Task ::
Search the records for the line with "Read out every word on this page.". Output that line and each line after it, exactly, and stop at the end; omit pictures.

===== Provided data =====

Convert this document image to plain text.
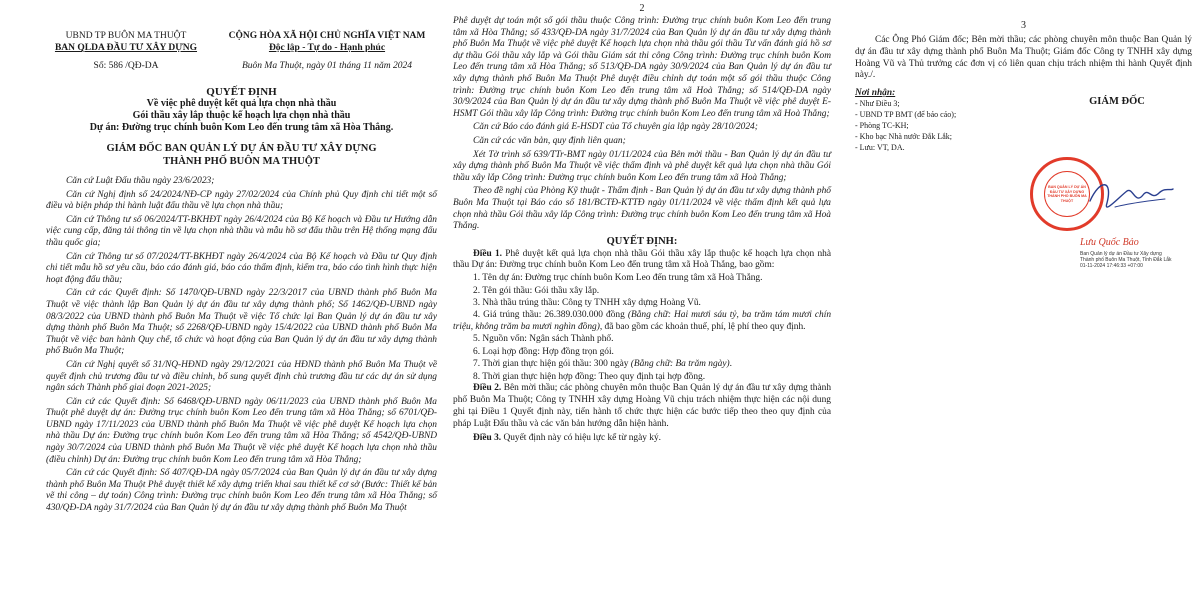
UBND TP BUÔN MA THUỘT
BAN QLDA ĐẦU TƯ XÂY DỰNG
Số: 586 /QĐ-DA
CỘNG HÒA XÃ HỘI CHỦ NGHĨA VIỆT NAM
Độc lập - Tự do - Hạnh phúc
Buôn Ma Thuột, ngày 01 tháng 11 năm 2024
QUYẾT ĐỊNH
Về việc phê duyệt kết quả lựa chọn nhà thầu
Gói thầu xây lắp thuộc kế hoạch lựa chọn nhà thầu
Dự án: Đường trục chính buôn Kom Leo đến trung tâm xã Hòa Thắng.
GIÁM ĐỐC BAN QUẢN LÝ DỰ ÁN ĐẦU TƯ XÂY DỰNG
THÀNH PHỐ BUÔN MA THUỘT

Căn cứ Luật Đấu thầu ngày 23/6/2023;

Căn cứ Nghị định số 24/2024/NĐ-CP ngày 27/02/2024 của Chính phủ Quy định chi tiết một số điều và biện pháp thi hành luật đấu thầu về lựa chọn nhà thầu;

Căn cứ Thông tư số 06/2024/TT-BKHĐT ngày 26/4/2024 của Bộ Kế hoạch và Đầu tư Hướng dẫn việc cung cấp, đăng tải thông tin về lựa chọn nhà thầu và mẫu hồ sơ đấu thầu trên Hệ thống mạng đấu thầu quốc gia;

Căn cứ Thông tư số 07/2024/TT-BKHĐT ngày 26/4/2024 của Bộ Kế hoạch và Đầu tư Quy định chi tiết mẫu hồ sơ yêu cầu, báo cáo đánh giá, báo cáo thẩm định, kiểm tra, báo cáo tình hình thực hiện hoạt động đấu thầu;

Căn cứ các Quyết định: Số 1470/QĐ-UBND ngày 22/3/2017 của UBND thành phố Buôn Ma Thuột về việc thành lập Ban Quản lý dự án đầu tư xây dựng thành phố; Số 1462/QĐ-UBND ngày 08/3/2022 của UBND thành phố Buôn Ma Thuột về việc Tổ chức lại Ban Quản lý dự án đầu tư xây dựng thành phố Buôn Ma Thuột; số 2268/QĐ-UBND ngày 15/4/2022 của UBND thành phố Buôn Ma Thuột về việc ban hành Quy chế, tổ chức và hoạt động của Ban Quản lý dự án đầu tư xây dựng thành phố Buôn Ma Thuột;

Căn cứ Nghị quyết số 31/NQ-HĐND ngày 29/12/2021 của HĐND thành phố Buôn Ma Thuột về quyết định chủ trương đầu tư và điều chỉnh, bổ sung quyết định chủ trương đầu tư các dự án sử dụng ngân sách Thành phố giai đoạn 2021-2025;

Căn cứ các Quyết định: Số 6468/QĐ-UBND ngày 06/11/2023 của UBND thành phố Buôn Ma Thuột phê duyệt dự án: Đường trục chính buôn Kom Leo đến trung tâm xã Hòa Thắng; số 6701/QĐ-UBND ngày 17/11/2023 của UBND thành phố Buôn Ma Thuột về việc phê duyệt Kế hoạch lựa chọn nhà thầu Dự án: Đường trục chính buôn Kom Leo đến trung tâm xã Hòa Thắng; số 4542/QĐ-UBND ngày 30/7/2024 của UBND thành phố Buôn Ma Thuột về việc phê duyệt Kế hoạch lựa chọn nhà thầu (điều chỉnh) Dự án: Đường trục chính buôn Kom Leo đến trung tâm xã Hòa Thắng;

Căn cứ các Quyết định: Số 407/QĐ-DA ngày 05/7/2024 của Ban Quản lý dự án đầu tư xây dựng thành phố Buôn Ma Thuột Phê duyệt thiết kế xây dựng triển khai sau thiết kế cơ sở (Bước: Thiết kế bản vẽ thi công – dự toán) Công trình: Đường trục chính buôn Kom Leo đến trung tâm xã Hòa Thắng; số 430/QĐ-DA ngày 31/7/2024 của Ban Quản lý dự án đầu tư xây dựng thành phố Buôn Ma Thuột

2

Phê duyệt dự toán một số gói thầu thuộc Công trình: Đường trục chính buôn Kom Leo đến trung tâm xã Hòa Thắng; số 433/QĐ-DA ngày 31/7/2024 của Ban Quản lý dự án đầu tư xây dựng thành phố Buôn Ma Thuột về việc phê duyệt Kế hoạch lựa chọn nhà thầu gói thầu Tư vấn đánh giá hồ sơ dự thầu Gói thầu xây lắp và Gói thầu Giám sát thi công Công trình: Đường trục chính buôn Kom Leo đến trung tâm xã Hòa Thắng; số 513/QĐ-DA ngày 30/9/2024 của Ban Quản lý dự án đầu tư xây dựng thành phố Buôn Ma Thuột Phê duyệt điều chỉnh dự toán một số gói thầu thuộc Công trình: Đường trục chính buôn Kom Leo đến trung tâm xã Hoà Thắng; số 514/QĐ-DA ngày 30/9/2024 của Ban Quản lý dự án đầu tư xây dựng thành phố Buôn Ma Thuột về việc phê duyệt E-HSMT Gói thầu xây lắp Công trình: Đường trục chính buôn Kom Leo đến trung tâm xã Hoà Thắng;

Căn cứ Báo cáo đánh giá E-HSDT của Tổ chuyên gia lập ngày 28/10/2024;

Căn cứ các văn bản, quy định liên quan;

Xét Tờ trình số 639/TTr-BMT ngày 01/11/2024 của Bên mời thầu - Ban Quản lý dự án đầu tư xây dựng thành phố Buôn Ma Thuột về việc thẩm định và phê duyệt kết quả lựa chọn nhà thầu Gói thầu xây lắp Công trình: Đường trục chính buôn Kom Leo đến trung tâm xã Hoà Thắng;

Theo đề nghị của Phòng Kỹ thuật - Thẩm định - Ban Quản lý dự án đầu tư xây dựng thành phố Buôn Ma Thuột tại Báo cáo số 181/BCTĐ-KTTĐ ngày 01/11/2024 về việc thẩm định kết quả lựa chọn nhà thầu Gói thầu xây lắp Công trình: Đường trục chính buôn Kom Leo đến trung tâm xã Hoà Thắng.

QUYẾT ĐỊNH:

Điều 1. Phê duyệt kết quả lựa chọn nhà thầu Gói thầu xây lắp thuộc kế hoạch lựa chọn nhà thầu Dự án: Đường trục chính buôn Kom Leo đến trung tâm xã Hoà Thắng, bao gồm:

1. Tên dự án: Đường trục chính buôn Kom Leo đến trung tâm xã Hoà Thắng.
2. Tên gói thầu: Gói thầu xây lắp.
3. Nhà thầu trúng thầu: Công ty TNHH xây dựng Hoàng Vũ.

4. Giá trúng thầu: 26.389.030.000 đồng (Bằng chữ: Hai mươi sáu tỷ, ba trăm tám mươi chín triệu, không trăm ba mươi nghìn đồng), đã bao gồm các khoản thuế, phí, lệ phí theo quy định.

5. Nguồn vốn: Ngân sách Thành phố.
6. Loại hợp đồng: Hợp đồng trọn gói.
7. Thời gian thực hiện gói thầu: 300 ngày (Bằng chữ: Ba trăm ngày).
8. Thời gian thực hiện hợp đồng: Theo quy định tại hợp đồng.

Điều 2. Bên mời thầu; các phòng chuyên môn thuộc Ban Quản lý dự án đầu tư xây dựng thành phố Buôn Ma Thuột; Công ty TNHH xây dựng Hoàng Vũ chịu trách nhiệm thực hiện các nội dung ghi tại Điều 1 Quyết định này, tiến hành tổ chức thực hiện các bước tiếp theo theo quy định của pháp Luật Đấu thầu và các văn bản hướng dẫn hiện hành.

Điều 3. Quyết định này có hiệu lực kể từ ngày ký.

3

Các Ông Phó Giám đốc; Bên mời thầu; các phòng chuyên môn thuộc Ban Quản lý dự án đầu tư xây dựng thành phố Buôn Ma Thuột; Giám đốc Công ty TNHH xây dựng Hoàng Vũ và Thủ trưởng các đơn vị có liên quan chịu trách nhiệm thi hành Quyết định này./.

Nơi nhận:
- Như Điều 3;
- UBND TP BMT (để báo cáo);
- Phòng TC-KH;
- Kho bạc Nhà nước Đắk Lắk;
- Lưu: VT, DA.
GIÁM ĐỐC
BAN QUẢN LÝ DỰ ÁN ĐẦU TƯ XÂY DỰNG THÀNH PHỐ BUÔN MA THUỘT
Lưu Quốc Bảo
Ban Quản lý dự án Đầu tư Xây dựng
Thành phố Buôn Ma Thuột, Tỉnh Đắk Lắk
01-11-2024 17:46:33 +07:00
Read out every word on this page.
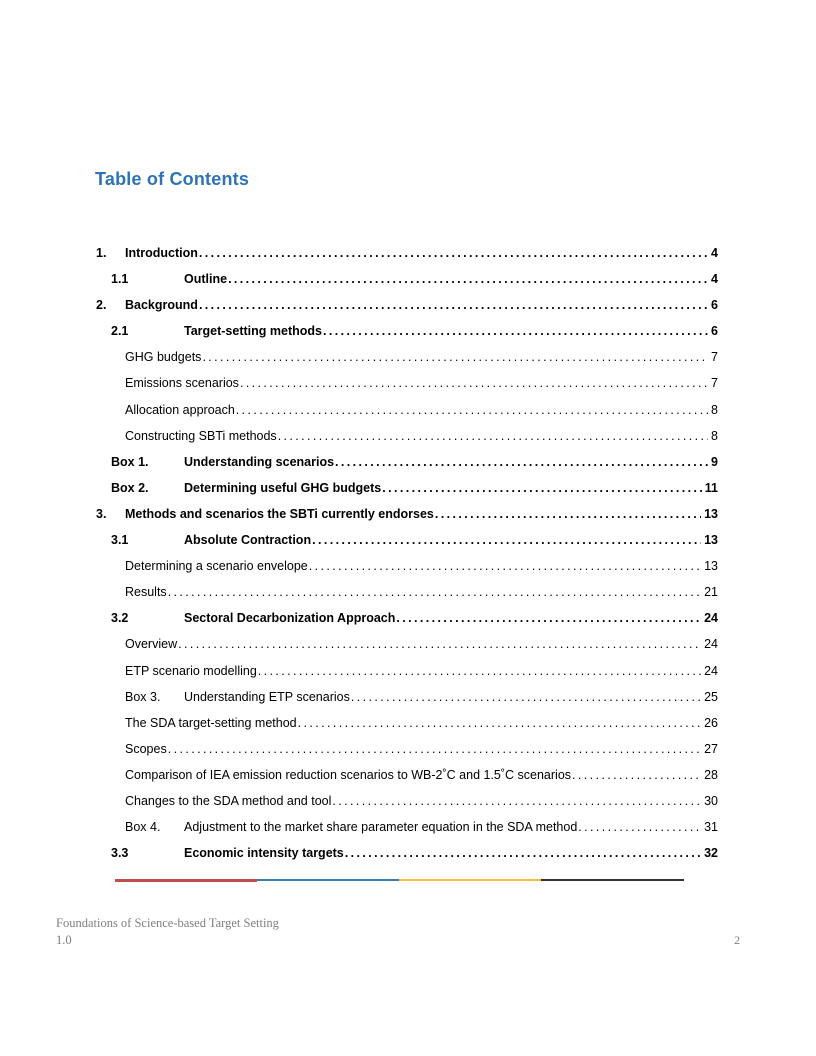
Table of Contents
1.	Introduction .....	4
1.1	Outline .....	4
2.	Background .....	6
2.1	Target-setting methods .....	6
GHG budgets .....	7
Emissions scenarios .....	7
Allocation approach .....	8
Constructing SBTi methods .....	8
Box 1.	Understanding scenarios .....	9
Box 2.	Determining useful GHG budgets .....	11
3.	Methods and scenarios the SBTi currently endorses .....	13
3.1	Absolute Contraction .....	13
Determining a scenario envelope .....	13
Results .....	21
3.2	Sectoral Decarbonization Approach .....	24
Overview .....	24
ETP scenario modelling .....	24
Box 3.	Understanding ETP scenarios .....	25
The SDA target-setting method .....	26
Scopes .....	27
Comparison of IEA emission reduction scenarios to WB-2˚C and 1.5˚C scenarios .....	28
Changes to the SDA method and tool .....	30
Box 4.	Adjustment to the market share parameter equation in the SDA method .....	31
3.3	Economic intensity targets .....	32
Foundations of Science-based Target Setting
1.0	2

=====

Expected output ::
Read out every word on this page.
Table of Contents
1.	Introduction .....	4
1.1	Outline .....	4
2.	Background .....	6
2.1	Target-setting methods .....	6
GHG budgets .....	7
Emissions scenarios .....	7
Allocation approach .....	8
Constructing SBTi methods .....	8
Box 1.	Understanding scenarios .....	9
Box 2.	Determining useful GHG budgets .....	11
3.	Methods and scenarios the SBTi currently endorses .....	13
3.1	Absolute Contraction .....	13
Determining a scenario envelope .....	13
Results .....	21
3.2	Sectoral Decarbonization Approach .....	24
Overview .....	24
ETP scenario modelling .....	24
Box 3.	Understanding ETP scenarios .....	25
The SDA target-setting method .....	26
Scopes .....	27
Comparison of IEA emission reduction scenarios to WB-2˚C and 1.5˚C scenarios .....	28
Changes to the SDA method and tool .....	30
Box 4.	Adjustment to the market share parameter equation in the SDA method .....	31
3.3	Economic intensity targets .....	32
Foundations of Science-based Target Setting
1.0	2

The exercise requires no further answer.